Quote the stretch of records from the line that contains "Where is each" through the line that contains "facebook-like-count: 3.5k xyxy=(103,344,138,364)", both included, with no changes to any character.

◆ Record extracts ◆
═══

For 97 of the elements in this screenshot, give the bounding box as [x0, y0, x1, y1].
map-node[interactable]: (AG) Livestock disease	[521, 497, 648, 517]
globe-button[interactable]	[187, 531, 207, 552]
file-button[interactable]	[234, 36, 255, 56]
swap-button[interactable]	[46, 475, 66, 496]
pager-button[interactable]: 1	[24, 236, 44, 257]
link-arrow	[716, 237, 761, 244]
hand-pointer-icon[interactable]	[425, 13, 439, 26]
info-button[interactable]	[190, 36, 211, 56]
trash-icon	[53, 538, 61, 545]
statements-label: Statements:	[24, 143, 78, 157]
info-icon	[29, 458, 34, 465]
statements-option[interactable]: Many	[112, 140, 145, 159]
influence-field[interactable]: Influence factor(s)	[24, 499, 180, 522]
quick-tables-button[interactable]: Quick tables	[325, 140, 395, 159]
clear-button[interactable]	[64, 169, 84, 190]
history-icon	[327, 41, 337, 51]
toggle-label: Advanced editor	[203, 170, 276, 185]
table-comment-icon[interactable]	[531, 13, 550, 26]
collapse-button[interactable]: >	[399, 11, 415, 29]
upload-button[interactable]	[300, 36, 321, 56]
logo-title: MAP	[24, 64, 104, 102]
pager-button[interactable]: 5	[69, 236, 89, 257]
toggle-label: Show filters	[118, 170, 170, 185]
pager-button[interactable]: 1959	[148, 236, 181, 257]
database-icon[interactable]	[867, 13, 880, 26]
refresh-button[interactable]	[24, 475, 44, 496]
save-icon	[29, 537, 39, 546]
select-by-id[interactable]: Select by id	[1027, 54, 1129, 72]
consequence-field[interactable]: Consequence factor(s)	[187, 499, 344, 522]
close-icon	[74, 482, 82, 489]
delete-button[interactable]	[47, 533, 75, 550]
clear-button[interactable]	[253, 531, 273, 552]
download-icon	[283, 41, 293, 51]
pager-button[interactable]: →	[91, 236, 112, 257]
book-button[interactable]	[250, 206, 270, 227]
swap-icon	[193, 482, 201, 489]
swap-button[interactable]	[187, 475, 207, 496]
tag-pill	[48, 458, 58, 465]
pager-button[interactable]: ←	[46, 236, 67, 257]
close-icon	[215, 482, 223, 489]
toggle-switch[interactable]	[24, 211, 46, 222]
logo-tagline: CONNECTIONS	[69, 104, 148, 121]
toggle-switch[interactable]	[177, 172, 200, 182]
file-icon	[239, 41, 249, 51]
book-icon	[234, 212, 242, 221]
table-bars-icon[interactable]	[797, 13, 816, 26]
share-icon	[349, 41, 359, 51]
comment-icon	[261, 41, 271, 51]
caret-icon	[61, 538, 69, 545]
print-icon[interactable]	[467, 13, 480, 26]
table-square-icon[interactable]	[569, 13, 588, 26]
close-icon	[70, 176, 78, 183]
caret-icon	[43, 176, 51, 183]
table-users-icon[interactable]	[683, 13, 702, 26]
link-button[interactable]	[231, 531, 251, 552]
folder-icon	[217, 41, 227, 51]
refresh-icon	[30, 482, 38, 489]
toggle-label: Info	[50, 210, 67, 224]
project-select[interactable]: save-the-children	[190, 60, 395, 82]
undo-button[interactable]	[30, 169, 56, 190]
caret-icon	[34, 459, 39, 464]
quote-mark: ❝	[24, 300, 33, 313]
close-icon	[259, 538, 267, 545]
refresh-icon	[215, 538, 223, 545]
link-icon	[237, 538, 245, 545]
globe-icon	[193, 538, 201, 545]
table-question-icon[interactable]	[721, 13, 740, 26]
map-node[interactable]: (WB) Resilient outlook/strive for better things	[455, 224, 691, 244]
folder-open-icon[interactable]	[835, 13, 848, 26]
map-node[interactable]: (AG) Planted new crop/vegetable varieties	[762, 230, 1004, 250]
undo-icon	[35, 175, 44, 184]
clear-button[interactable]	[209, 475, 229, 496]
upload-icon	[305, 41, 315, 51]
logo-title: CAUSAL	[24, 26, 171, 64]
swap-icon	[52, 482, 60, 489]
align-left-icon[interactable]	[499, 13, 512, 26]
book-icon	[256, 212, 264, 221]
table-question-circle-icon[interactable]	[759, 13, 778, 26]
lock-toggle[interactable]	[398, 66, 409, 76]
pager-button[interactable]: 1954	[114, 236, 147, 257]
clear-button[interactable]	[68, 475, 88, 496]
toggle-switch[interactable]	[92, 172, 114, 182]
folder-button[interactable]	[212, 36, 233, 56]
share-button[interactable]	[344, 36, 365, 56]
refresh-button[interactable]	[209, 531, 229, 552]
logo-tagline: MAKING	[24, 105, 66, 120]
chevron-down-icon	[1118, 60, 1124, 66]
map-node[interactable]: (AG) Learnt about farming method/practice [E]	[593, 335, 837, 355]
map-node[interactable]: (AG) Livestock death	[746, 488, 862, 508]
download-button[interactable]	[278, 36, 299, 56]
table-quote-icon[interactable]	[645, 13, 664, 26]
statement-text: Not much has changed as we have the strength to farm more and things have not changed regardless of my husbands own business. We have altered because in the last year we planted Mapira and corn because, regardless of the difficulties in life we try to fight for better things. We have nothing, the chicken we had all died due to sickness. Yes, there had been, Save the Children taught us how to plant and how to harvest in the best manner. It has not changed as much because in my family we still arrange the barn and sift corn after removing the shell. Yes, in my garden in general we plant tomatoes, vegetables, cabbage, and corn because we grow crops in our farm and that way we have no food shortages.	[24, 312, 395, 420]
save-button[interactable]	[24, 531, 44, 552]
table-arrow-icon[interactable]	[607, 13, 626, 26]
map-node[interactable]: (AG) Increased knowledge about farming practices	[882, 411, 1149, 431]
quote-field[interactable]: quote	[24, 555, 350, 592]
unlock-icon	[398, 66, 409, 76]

═══

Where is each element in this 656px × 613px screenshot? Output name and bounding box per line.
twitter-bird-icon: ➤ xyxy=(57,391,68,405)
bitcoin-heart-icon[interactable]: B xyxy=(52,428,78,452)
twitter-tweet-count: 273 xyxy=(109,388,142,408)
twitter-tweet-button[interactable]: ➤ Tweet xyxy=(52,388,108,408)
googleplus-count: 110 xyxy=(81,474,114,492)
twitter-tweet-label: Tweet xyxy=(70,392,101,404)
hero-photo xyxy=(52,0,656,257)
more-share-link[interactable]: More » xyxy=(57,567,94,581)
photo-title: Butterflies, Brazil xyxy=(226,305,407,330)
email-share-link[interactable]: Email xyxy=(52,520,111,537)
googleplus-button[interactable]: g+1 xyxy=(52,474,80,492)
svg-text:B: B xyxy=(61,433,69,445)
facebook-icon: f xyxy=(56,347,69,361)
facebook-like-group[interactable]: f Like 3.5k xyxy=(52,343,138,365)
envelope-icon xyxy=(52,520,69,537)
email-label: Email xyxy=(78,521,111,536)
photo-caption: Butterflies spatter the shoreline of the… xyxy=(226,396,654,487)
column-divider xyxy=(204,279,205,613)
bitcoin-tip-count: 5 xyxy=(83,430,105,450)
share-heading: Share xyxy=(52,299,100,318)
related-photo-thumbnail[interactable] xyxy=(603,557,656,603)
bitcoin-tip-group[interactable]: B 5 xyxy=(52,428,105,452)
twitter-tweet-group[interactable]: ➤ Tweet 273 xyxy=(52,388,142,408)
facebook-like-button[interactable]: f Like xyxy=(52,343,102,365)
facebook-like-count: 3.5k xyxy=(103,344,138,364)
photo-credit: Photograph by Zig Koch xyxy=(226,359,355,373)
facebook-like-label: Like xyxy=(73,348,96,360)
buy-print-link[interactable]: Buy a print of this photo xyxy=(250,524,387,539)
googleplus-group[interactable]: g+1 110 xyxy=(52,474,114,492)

═══

◆ Task output ◆
Where is each element in this 656px × 613px screenshot? Output name and bounding box per line.
twitter-bird-icon: ➤ xyxy=(57,391,68,405)
bitcoin-heart-icon[interactable]: B xyxy=(52,428,78,452)
twitter-tweet-count: 273 xyxy=(109,388,142,408)
twitter-tweet-button[interactable]: ➤ Tweet xyxy=(52,388,108,408)
googleplus-count: 110 xyxy=(81,474,114,492)
twitter-tweet-label: Tweet xyxy=(70,392,101,404)
hero-photo xyxy=(52,0,656,257)
more-share-link[interactable]: More » xyxy=(57,567,94,581)
photo-title: Butterflies, Brazil xyxy=(226,305,407,330)
email-share-link[interactable]: Email xyxy=(52,520,111,537)
googleplus-button[interactable]: g+1 xyxy=(52,474,80,492)
svg-text:B: B xyxy=(61,433,69,445)
facebook-icon: f xyxy=(56,347,69,361)
facebook-like-group[interactable]: f Like 3.5k xyxy=(52,343,138,365)
envelope-icon xyxy=(52,520,69,537)
email-label: Email xyxy=(78,521,111,536)
photo-caption: Butterflies spatter the shoreline of the… xyxy=(226,396,654,487)
column-divider xyxy=(204,279,205,613)
bitcoin-tip-count: 5 xyxy=(83,430,105,450)
share-heading: Share xyxy=(52,299,100,318)
related-photo-thumbnail[interactable] xyxy=(603,557,656,603)
bitcoin-tip-group[interactable]: B 5 xyxy=(52,428,105,452)
twitter-tweet-group[interactable]: ➤ Tweet 273 xyxy=(52,388,142,408)
facebook-like-button[interactable]: f Like xyxy=(52,343,102,365)
facebook-like-count: 3.5k xyxy=(103,344,138,364)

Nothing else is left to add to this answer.